*Exercise prompt*
Find each line with the string "JSON" and copy it.
------------------------
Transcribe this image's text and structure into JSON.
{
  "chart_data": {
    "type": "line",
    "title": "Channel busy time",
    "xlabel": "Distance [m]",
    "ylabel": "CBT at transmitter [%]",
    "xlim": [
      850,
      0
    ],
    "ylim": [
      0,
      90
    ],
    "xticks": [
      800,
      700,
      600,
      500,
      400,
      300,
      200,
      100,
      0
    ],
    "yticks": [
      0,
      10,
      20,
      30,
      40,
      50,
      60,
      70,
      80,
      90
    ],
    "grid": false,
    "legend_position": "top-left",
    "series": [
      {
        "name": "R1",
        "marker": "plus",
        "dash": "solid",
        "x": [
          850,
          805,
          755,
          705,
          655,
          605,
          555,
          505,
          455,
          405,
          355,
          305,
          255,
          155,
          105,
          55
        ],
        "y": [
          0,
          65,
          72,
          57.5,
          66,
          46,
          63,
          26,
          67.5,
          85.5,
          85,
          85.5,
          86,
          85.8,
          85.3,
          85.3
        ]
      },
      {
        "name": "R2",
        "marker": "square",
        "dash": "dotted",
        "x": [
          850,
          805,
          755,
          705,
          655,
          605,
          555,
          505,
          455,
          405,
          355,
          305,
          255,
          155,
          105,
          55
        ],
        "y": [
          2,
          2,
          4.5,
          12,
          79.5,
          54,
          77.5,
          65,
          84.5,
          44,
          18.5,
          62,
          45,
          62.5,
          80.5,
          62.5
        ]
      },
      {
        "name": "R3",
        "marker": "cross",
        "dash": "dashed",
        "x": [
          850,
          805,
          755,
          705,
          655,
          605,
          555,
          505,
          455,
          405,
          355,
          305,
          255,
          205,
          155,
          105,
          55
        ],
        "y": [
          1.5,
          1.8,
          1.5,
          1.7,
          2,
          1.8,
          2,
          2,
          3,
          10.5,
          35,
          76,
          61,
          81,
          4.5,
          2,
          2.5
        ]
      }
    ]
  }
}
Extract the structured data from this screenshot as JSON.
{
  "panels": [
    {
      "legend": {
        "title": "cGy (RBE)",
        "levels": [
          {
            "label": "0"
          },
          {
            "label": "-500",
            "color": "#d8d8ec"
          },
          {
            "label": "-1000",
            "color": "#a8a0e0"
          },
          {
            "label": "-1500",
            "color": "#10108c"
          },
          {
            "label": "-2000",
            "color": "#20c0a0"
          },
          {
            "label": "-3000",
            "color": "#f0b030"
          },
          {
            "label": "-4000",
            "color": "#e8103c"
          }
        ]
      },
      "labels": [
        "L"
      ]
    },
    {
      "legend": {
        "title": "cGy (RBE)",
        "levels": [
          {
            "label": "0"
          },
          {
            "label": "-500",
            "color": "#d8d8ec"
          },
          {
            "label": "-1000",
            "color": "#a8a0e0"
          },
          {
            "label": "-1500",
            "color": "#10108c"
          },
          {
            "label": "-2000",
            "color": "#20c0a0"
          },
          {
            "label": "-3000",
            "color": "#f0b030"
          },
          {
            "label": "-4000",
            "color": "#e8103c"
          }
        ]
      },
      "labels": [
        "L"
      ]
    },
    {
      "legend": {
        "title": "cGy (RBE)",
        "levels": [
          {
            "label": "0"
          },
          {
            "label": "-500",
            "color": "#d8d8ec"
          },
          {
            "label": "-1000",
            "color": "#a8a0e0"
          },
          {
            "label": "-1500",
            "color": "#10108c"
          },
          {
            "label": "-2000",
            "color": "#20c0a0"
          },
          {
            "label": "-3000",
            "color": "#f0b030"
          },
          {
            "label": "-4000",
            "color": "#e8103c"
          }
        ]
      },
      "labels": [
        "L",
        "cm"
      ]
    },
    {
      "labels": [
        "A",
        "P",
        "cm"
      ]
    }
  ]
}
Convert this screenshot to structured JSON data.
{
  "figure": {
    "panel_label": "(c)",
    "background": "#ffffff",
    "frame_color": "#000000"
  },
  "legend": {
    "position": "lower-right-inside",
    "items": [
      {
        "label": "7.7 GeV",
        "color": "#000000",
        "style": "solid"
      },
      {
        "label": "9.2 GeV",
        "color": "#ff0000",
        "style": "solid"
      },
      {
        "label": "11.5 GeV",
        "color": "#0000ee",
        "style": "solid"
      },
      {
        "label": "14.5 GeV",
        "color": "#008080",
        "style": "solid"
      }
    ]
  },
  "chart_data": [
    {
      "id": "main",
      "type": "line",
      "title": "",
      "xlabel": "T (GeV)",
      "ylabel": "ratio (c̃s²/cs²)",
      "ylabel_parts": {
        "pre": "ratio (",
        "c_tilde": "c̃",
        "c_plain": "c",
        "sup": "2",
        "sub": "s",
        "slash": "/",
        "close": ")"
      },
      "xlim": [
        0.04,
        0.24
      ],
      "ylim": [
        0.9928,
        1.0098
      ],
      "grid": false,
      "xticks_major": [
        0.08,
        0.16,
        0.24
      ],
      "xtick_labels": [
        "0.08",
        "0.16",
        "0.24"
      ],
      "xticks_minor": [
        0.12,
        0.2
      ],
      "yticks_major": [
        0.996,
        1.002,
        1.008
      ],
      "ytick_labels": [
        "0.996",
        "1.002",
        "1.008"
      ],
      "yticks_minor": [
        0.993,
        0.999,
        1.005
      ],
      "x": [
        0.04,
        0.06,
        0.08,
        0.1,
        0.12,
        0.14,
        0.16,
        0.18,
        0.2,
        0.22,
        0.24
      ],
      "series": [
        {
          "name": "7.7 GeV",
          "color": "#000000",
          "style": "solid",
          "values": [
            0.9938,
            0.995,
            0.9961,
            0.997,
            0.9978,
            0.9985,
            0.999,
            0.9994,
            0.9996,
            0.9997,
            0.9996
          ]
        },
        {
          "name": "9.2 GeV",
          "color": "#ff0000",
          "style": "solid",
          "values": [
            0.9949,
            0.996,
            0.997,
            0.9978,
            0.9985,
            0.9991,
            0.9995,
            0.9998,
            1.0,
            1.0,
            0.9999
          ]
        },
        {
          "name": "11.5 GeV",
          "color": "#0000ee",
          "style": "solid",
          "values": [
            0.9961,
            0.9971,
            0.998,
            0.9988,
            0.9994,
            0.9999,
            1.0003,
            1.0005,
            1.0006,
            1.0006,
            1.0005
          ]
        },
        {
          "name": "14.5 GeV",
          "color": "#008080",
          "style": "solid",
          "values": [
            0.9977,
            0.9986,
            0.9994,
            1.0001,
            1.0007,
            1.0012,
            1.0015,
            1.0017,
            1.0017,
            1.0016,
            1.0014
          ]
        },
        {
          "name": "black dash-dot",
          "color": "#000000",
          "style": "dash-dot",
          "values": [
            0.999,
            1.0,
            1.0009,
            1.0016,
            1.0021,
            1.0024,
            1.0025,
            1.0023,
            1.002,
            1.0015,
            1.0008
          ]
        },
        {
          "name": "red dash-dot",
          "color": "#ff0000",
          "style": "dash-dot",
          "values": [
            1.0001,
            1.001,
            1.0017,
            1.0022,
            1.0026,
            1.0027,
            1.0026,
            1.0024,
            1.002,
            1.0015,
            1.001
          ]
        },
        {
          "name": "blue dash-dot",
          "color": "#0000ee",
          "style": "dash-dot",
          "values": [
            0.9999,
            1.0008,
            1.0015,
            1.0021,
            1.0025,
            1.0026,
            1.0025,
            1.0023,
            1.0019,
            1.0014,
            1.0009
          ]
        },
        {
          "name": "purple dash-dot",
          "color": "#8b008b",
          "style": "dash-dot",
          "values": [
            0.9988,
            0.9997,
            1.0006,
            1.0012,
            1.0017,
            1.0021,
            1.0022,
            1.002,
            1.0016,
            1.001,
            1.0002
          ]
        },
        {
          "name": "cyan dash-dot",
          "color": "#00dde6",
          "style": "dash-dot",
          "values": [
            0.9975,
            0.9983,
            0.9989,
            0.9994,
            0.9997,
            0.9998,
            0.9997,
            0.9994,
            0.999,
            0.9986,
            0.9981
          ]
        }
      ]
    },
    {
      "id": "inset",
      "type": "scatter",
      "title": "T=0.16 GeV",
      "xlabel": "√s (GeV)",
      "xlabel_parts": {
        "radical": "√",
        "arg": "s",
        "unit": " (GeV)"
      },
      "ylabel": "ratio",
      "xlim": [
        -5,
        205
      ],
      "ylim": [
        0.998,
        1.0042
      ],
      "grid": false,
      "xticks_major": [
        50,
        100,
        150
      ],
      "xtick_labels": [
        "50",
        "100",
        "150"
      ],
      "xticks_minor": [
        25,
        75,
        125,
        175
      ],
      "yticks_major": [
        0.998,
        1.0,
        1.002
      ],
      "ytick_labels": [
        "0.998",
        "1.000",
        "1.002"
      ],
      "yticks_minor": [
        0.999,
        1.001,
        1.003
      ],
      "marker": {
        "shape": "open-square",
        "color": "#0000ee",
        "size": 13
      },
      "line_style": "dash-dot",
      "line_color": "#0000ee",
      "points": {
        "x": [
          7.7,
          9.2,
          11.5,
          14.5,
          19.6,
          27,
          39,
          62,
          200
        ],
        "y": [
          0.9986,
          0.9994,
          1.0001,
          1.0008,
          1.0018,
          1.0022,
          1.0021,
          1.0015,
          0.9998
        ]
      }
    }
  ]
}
------------------------
*Solution for this problem*
Transcribe this image's text and structure into JSON.
Extract the structured data from this screenshot as JSON.
Convert this screenshot to structured JSON data.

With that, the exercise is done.